Start of Data for the task

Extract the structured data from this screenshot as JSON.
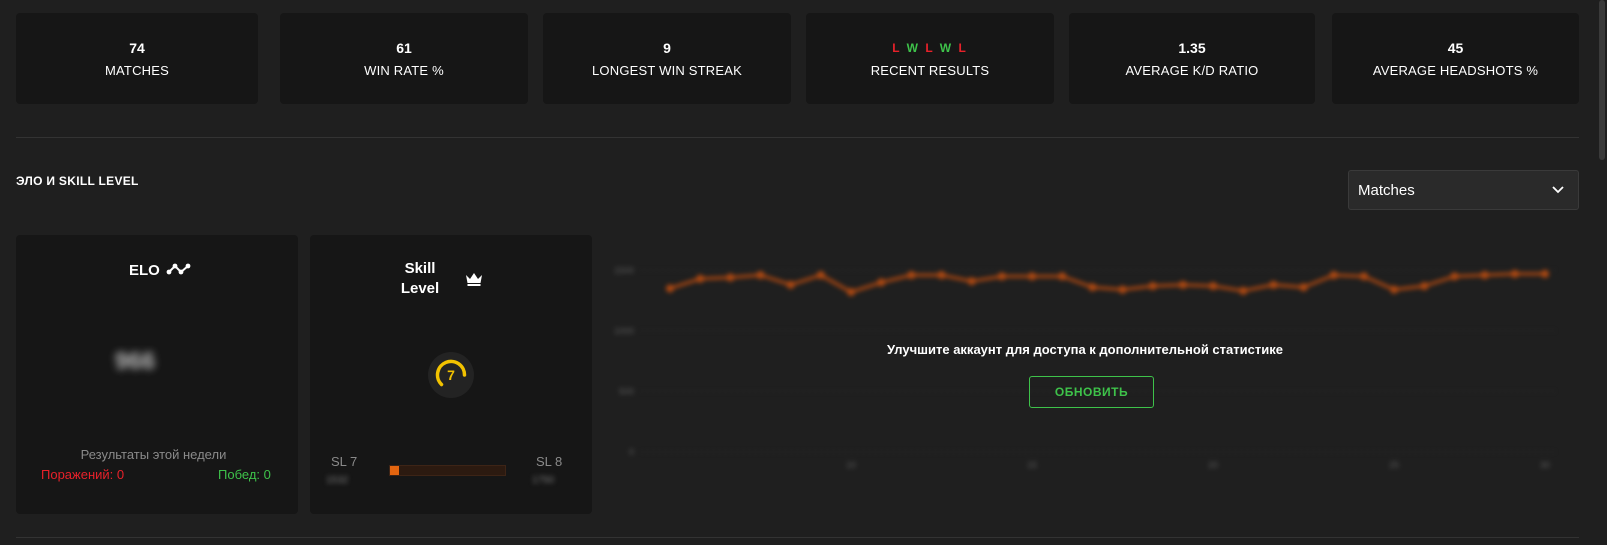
{
  "stats": [
    {
      "value": "74",
      "label": "MATCHES"
    },
    {
      "value": "61",
      "label": "WIN RATE %"
    },
    {
      "value": "9",
      "label": "LONGEST WIN STREAK"
    },
    {
      "value": "",
      "label": "RECENT RESULTS"
    },
    {
      "value": "1.35",
      "label": "AVERAGE K/D RATIO"
    },
    {
      "value": "45",
      "label": "AVERAGE HEADSHOTS %"
    }
  ],
  "recent_results": [
    "L",
    "W",
    "L",
    "W",
    "L"
  ],
  "section": {
    "title": "ЭЛО И SKILL LEVEL"
  },
  "select": {
    "value": "Matches"
  },
  "elo_card": {
    "title": "ELO",
    "value": "966",
    "week_title": "Результаты этой недели",
    "losses": "Поражений: 0",
    "wins": "Побед: 0"
  },
  "skill_card": {
    "title_line1": "Skill",
    "title_line2": "Level",
    "level": "7",
    "left_label": "SL 7",
    "right_label": "SL 8",
    "left_sub": "1532",
    "right_sub": "1750",
    "progress": 0.08
  },
  "chart_data": {
    "type": "line",
    "x": [
      1,
      2,
      3,
      4,
      5,
      6,
      7,
      8,
      9,
      10,
      11,
      12,
      13,
      14,
      15,
      16,
      17,
      18,
      19,
      20,
      21,
      22,
      23,
      24,
      25,
      26,
      27,
      28,
      29,
      30,
      31,
      32
    ],
    "y": [
      1350,
      1430,
      1440,
      1460,
      1380,
      1460,
      1320,
      1400,
      1460,
      1460,
      1410,
      1450,
      1450,
      1450,
      1360,
      1340,
      1370,
      1380,
      1370,
      1330,
      1380,
      1360,
      1460,
      1450,
      1340,
      1370,
      1450,
      1460,
      1470,
      1470
    ],
    "ytick_labels": [
      "1500",
      "1000",
      "500",
      "0"
    ],
    "xtick_labels": [
      "10",
      "15",
      "20",
      "25",
      "30"
    ],
    "color": "#c8500f",
    "blurred": true
  },
  "upgrade": {
    "text": "Улучшите аккаунт для доступа к дополнительной статистике",
    "button": "ОБНОВИТЬ"
  },
  "colors": {
    "win": "#3ec24a",
    "loss": "#e8212a",
    "accent": "#e4650f",
    "skill": "#f2c200"
  }
}
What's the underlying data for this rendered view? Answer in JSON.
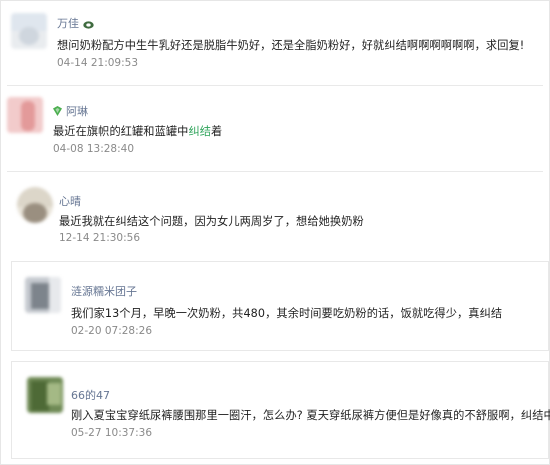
{
  "comments": [
    {
      "name": "万佳",
      "content": "想问奶粉配方中生牛乳好还是脱脂牛奶好，还是全脂奶粉好，好就纠结啊啊啊啊啊啊，求回复!",
      "time": "04-14 21:09:53",
      "name_icon": "vip-icon"
    },
    {
      "name": "阿琳",
      "content_before": "最近在旗帜的红罐和蓝罐中",
      "content_highlight": "纠结",
      "content_after": "着",
      "time": "04-08 13:28:40",
      "name_icon": "badge-icon"
    },
    {
      "name": "心晴",
      "content": "最近我就在纠结这个问题，因为女儿两周岁了，想给她换奶粉",
      "time": "12-14 21:30:56"
    },
    {
      "name": "涟源糯米团子",
      "content": "我们家13个月，早晚一次奶粉，共480，其余时间要吃奶粉的话，饭就吃得少，真纠结",
      "time": "02-20 07:28:26"
    },
    {
      "name": "66的47",
      "content": "刚入夏宝宝穿纸尿裤腰围那里一圈汗，怎么办? 夏天穿纸尿裤方便但是好像真的不舒服啊，纠结中",
      "time": "05-27 10:37:36"
    }
  ],
  "colors": {
    "name": "#667693",
    "highlight": "#2ea35a",
    "time": "#8a8a8a",
    "text": "#1f1f1f"
  }
}
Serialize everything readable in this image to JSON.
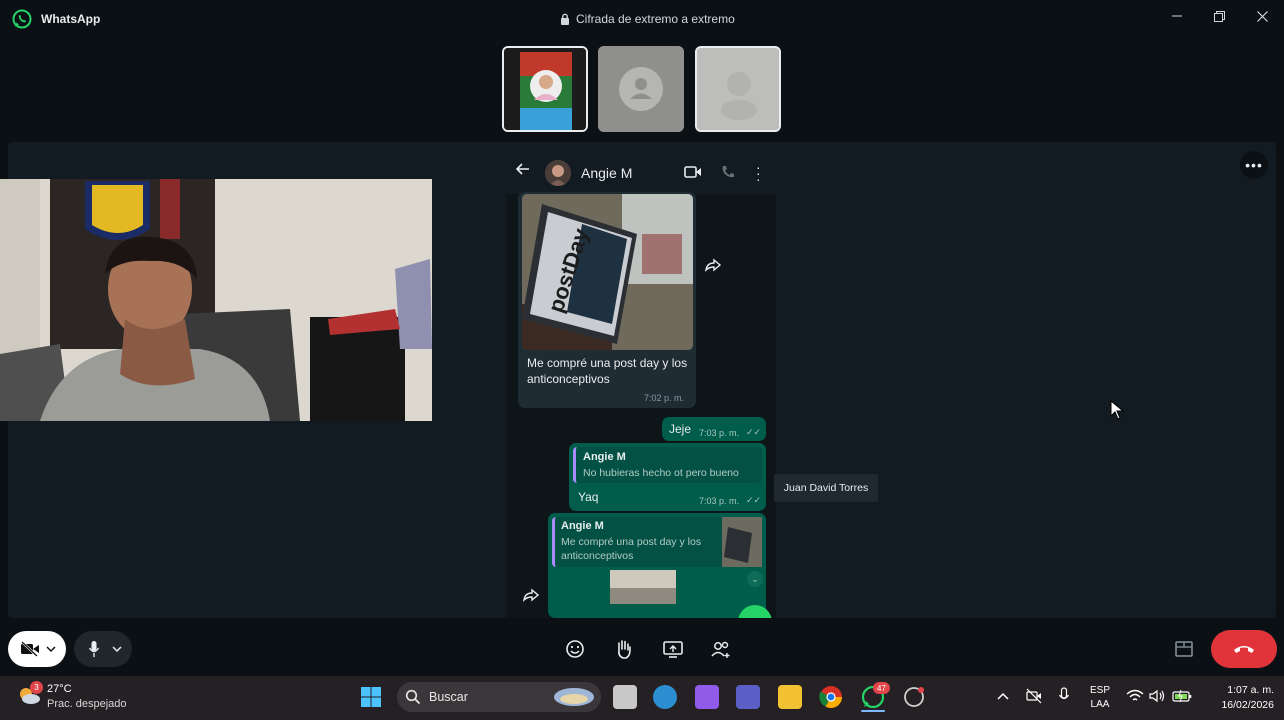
{
  "titlebar": {
    "app_name": "WhatsApp",
    "encryption_label": "Cifrada de extremo a extremo"
  },
  "colors": {
    "accent_green": "#25d366",
    "outgoing_bubble": "#005c4b",
    "end_call_red": "#e0343a",
    "background": "#0b1014"
  },
  "participants": [
    {
      "kind": "photo",
      "selected": true
    },
    {
      "kind": "default-avatar",
      "selected": false
    },
    {
      "kind": "blurred",
      "selected": true
    }
  ],
  "shared_screen": {
    "contact_name": "Angie M",
    "messages": {
      "incoming_image_text": "postDay",
      "incoming_caption": "Me compré una post day y los anticonceptivos",
      "incoming_time": "7:02 p. m.",
      "out1_text": "Jeje",
      "out1_time": "7:03 p. m.",
      "out2_quote_name": "Angie M",
      "out2_quote_text": "No hubieras hecho ot pero bueno",
      "out2_text": "Yaq",
      "out2_time": "7:03 p. m.",
      "out3_quote_name": "Angie M",
      "out3_quote_text": "Me compré una post day y los anticonceptivos"
    }
  },
  "tooltip": "Juan David Torres",
  "icons": [
    "whatsapp-logo-icon",
    "lock-icon",
    "minimize-icon",
    "maximize-icon",
    "close-icon",
    "more-icon",
    "camera-off-icon",
    "mic-icon",
    "chevron-down-icon",
    "emoji-icon",
    "raise-hand-icon",
    "screen-share-icon",
    "participants-icon",
    "layout-icon",
    "end-call-icon"
  ],
  "taskbar": {
    "weather_temp": "27°C",
    "weather_desc": "Prac. despejado",
    "weather_badge": "3",
    "search_label": "Buscar",
    "whatsapp_badge": "47",
    "lang_line1": "ESP",
    "lang_line2": "LAA",
    "time": "1:07 a. m.",
    "date": "16/02/2026"
  }
}
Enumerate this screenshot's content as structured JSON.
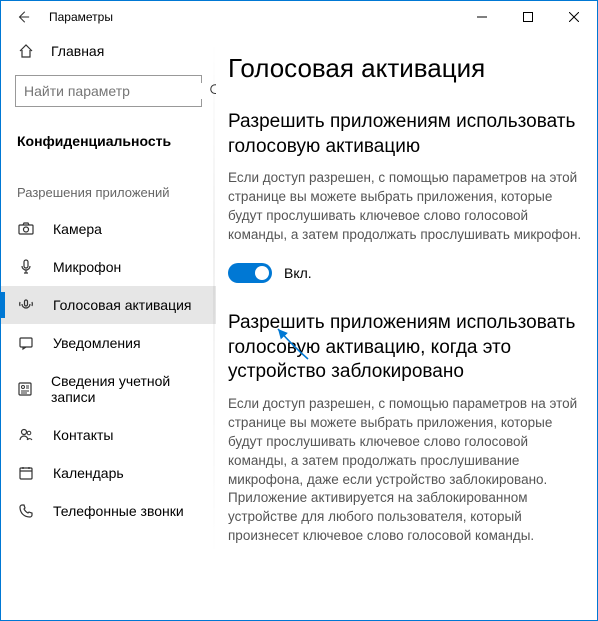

End of Data for the task

- [Exercise task] Transcribe the preceding listing in its entirety and with exact wording, leaving out pictures.

- [Solution to the problem]
Extract the structured data from this screenshot as JSON.
{
  "stats": [
    {
      "value": "74",
      "label": "MATCHES"
    },
    {
      "value": "61",
      "label": "WIN RATE %"
    },
    {
      "value": "9",
      "label": "LONGEST WIN STREAK"
    },
    {
      "value": "",
      "label": "RECENT RESULTS"
    },
    {
      "value": "1.35",
      "label": "AVERAGE K/D RATIO"
    },
    {
      "value": "45",
      "label": "AVERAGE HEADSHOTS %"
    }
  ],
  "recent_results": [
    "L",
    "W",
    "L",
    "W",
    "L"
  ],
  "section": {
    "title": "ЭЛО И SKILL LEVEL"
  },
  "select": {
    "value": "Matches"
  },
  "elo_card": {
    "title": "ELO",
    "value": "966",
    "week_title": "Результаты этой недели",
    "losses": "Поражений: 0",
    "wins": "Побед: 0"
  },
  "skill_card": {
    "title_line1": "Skill",
    "title_line2": "Level",
    "level": "7",
    "left_label": "SL 7",
    "right_label": "SL 8",
    "left_sub": "1532",
    "right_sub": "1750",
    "progress": 0.08
  },
  "chart_data": {
    "type": "line",
    "x": [
      1,
      2,
      3,
      4,
      5,
      6,
      7,
      8,
      9,
      10,
      11,
      12,
      13,
      14,
      15,
      16,
      17,
      18,
      19,
      20,
      21,
      22,
      23,
      24,
      25,
      26,
      27,
      28,
      29,
      30,
      31,
      32
    ],
    "y": [
      1350,
      1430,
      1440,
      1460,
      1380,
      1460,
      1320,
      1400,
      1460,
      1460,
      1410,
      1450,
      1450,
      1450,
      1360,
      1340,
      1370,
      1380,
      1370,
      1330,
      1380,
      1360,
      1460,
      1450,
      1340,
      1370,
      1450,
      1460,
      1470,
      1470
    ],
    "ytick_labels": [
      "1500",
      "1000",
      "500",
      "0"
    ],
    "xtick_labels": [
      "10",
      "15",
      "20",
      "25",
      "30"
    ],
    "color": "#c8500f",
    "blurred": true
  },
  "upgrade": {
    "text": "Улучшите аккаунт для доступа к дополнительной статистике",
    "button": "ОБНОВИТЬ"
  },
  "colors": {
    "win": "#3ec24a",
    "loss": "#e8212a",
    "accent": "#e4650f",
    "skill": "#f2c200"
  }
}
What's the underlying data for this rendered view? Answer in JSON.
{
  "comments": [
    {
      "name": "万佳",
      "content": "想问奶粉配方中生牛乳好还是脱脂牛奶好，还是全脂奶粉好，好就纠结啊啊啊啊啊啊，求回复!",
      "time": "04-14 21:09:53",
      "name_icon": "vip-icon"
    },
    {
      "name": "阿琳",
      "content_before": "最近在旗帜的红罐和蓝罐中",
      "content_highlight": "纠结",
      "content_after": "着",
      "time": "04-08 13:28:40",
      "name_icon": "badge-icon"
    },
    {
      "name": "心晴",
      "content": "最近我就在纠结这个问题，因为女儿两周岁了，想给她换奶粉",
      "time": "12-14 21:30:56"
    },
    {
      "name": "涟源糯米团子",
      "content": "我们家13个月，早晚一次奶粉，共480，其余时间要吃奶粉的话，饭就吃得少，真纠结",
      "time": "02-20 07:28:26"
    },
    {
      "name": "66的47",
      "content": "刚入夏宝宝穿纸尿裤腰围那里一圈汗，怎么办? 夏天穿纸尿裤方便但是好像真的不舒服啊，纠结中",
      "time": "05-27 10:37:36"
    }
  ],
  "colors": {
    "name": "#667693",
    "highlight": "#2ea35a",
    "time": "#8a8a8a",
    "text": "#1f1f1f"
  }
}
Serialize everything readable in this image to JSON.
{
  "titlebar": {
    "app_name": "WhatsApp",
    "encryption_label": "Cifrada de extremo a extremo"
  },
  "colors": {
    "accent_green": "#25d366",
    "outgoing_bubble": "#005c4b",
    "end_call_red": "#e0343a",
    "background": "#0b1014"
  },
  "participants": [
    {
      "kind": "photo",
      "selected": true
    },
    {
      "kind": "default-avatar",
      "selected": false
    },
    {
      "kind": "blurred",
      "selected": true
    }
  ],
  "shared_screen": {
    "contact_name": "Angie M",
    "messages": {
      "incoming_image_text": "postDay",
      "incoming_caption": "Me compré una post day y los anticonceptivos",
      "incoming_time": "7:02 p. m.",
      "out1_text": "Jeje",
      "out1_time": "7:03 p. m.",
      "out2_quote_name": "Angie M",
      "out2_quote_text": "No hubieras hecho ot pero bueno",
      "out2_text": "Yaq",
      "out2_time": "7:03 p. m.",
      "out3_quote_name": "Angie M",
      "out3_quote_text": "Me compré una post day y los anticonceptivos"
    }
  },
  "tooltip": "Juan David Torres",
  "icons": [
    "whatsapp-logo-icon",
    "lock-icon",
    "minimize-icon",
    "maximize-icon",
    "close-icon",
    "more-icon",
    "camera-off-icon",
    "mic-icon",
    "chevron-down-icon",
    "emoji-icon",
    "raise-hand-icon",
    "screen-share-icon",
    "participants-icon",
    "layout-icon",
    "end-call-icon"
  ],
  "taskbar": {
    "weather_temp": "27°C",
    "weather_desc": "Prac. despejado",
    "weather_badge": "3",
    "search_label": "Buscar",
    "whatsapp_badge": "47",
    "lang_line1": "ESP",
    "lang_line2": "LAA",
    "time": "1:07 a. m.",
    "date": "16/02/2026"
  }
}
Enumerate this screenshot's content as structured JSON.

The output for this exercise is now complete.